> _List of tasks_
A – In the DNS cache guide, do these statements agree with the text? Answer each with yes or no and quote the deciding words. (i) On Windows 10/11, Command Prompt is opened as Admin to flush DNS. (ii) Browsers rely on the operating system's DNS cache rather than keeping their own. (iii) Safari's Empty Caches option specifically clears DNS.
B – Which command does the DNS cache guide give for flushing DNS on Ubuntu/Debian Linux?

> _Provided passage_
•••••
Your operating system and browser store recently resolved DNS records in a local cache to speed up future lookups. When DNS records change (a website moves servers, for example) your cached records may be outdated and cause connection failures. Flushing the cache forces your device to fetch fresh records.
How to Flush DNS by Operating System
| OS | Command / Steps |
|---|---|
| Windows 10/11 | Open Command Prompt as Admin: ipconfig /flushdns |
| macOS (Ventura/Sonoma) | Terminal: sudo dscacheutil -flushcache; sudo killall -HUP mDNSResponder |
| macOS (older) | Terminal: sudo killall -HUP mDNSResponder |
| Ubuntu/Debian Linux | sudo systemd-resolve --flush-caches |
| ChromeOS | Open chrome://net-internals/#dns and click "Clear host cache" |
Flush DNS in Your Browser
Browsers have their own DNS cache separate from the OS:
- Chrome / Edge: Open
chrome://net-internals/#dns, click "Clear host cache" - Firefox: Open
about:networking#dns, click "Clear DNS Cache" - Safari: Enable Develop menu > Develop > Empty Caches (does not specifically clear DNS, but restarting Safari flushes it)
•••••
> _Source excerpt_
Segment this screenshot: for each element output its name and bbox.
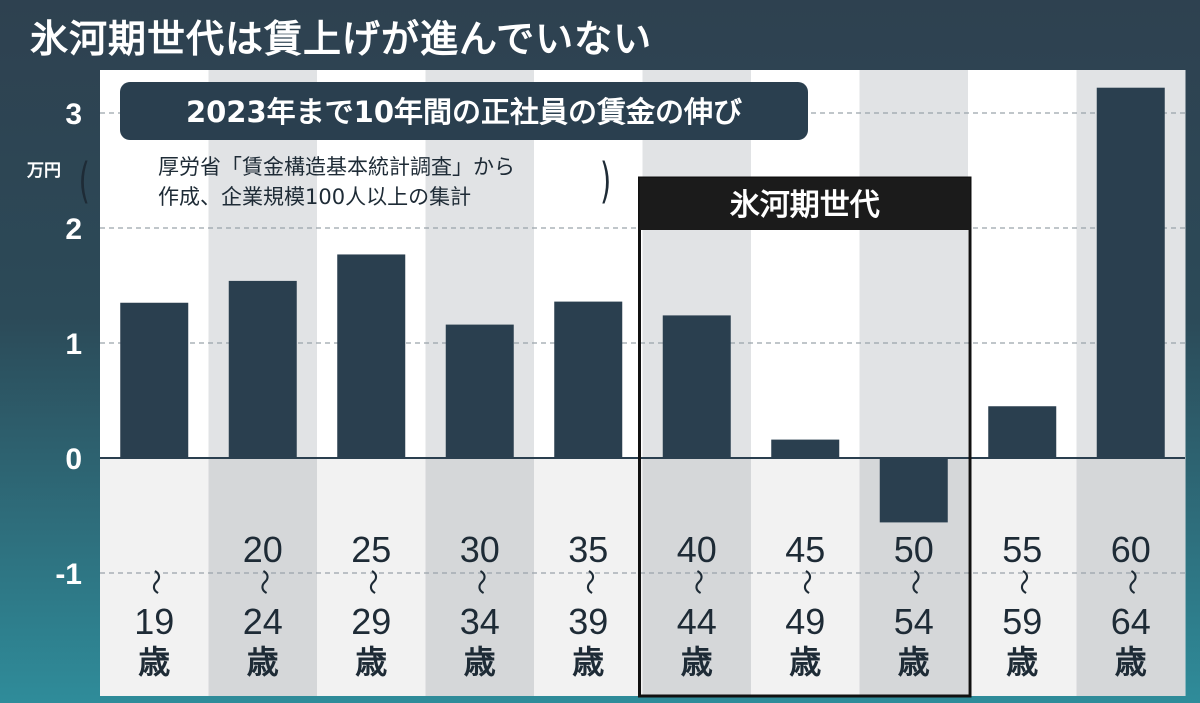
•••••
> _Task results_
A –
(i) Yes: "Open Command Prompt as Admin: ipconfig /flushdns"
(ii) No: "Browsers have their own DNS cache separate from the OS"
(iii) No: "does not specifically clear DNS, but restarting Safari flushes it"

B – sudo systemd-resolve --flush-caches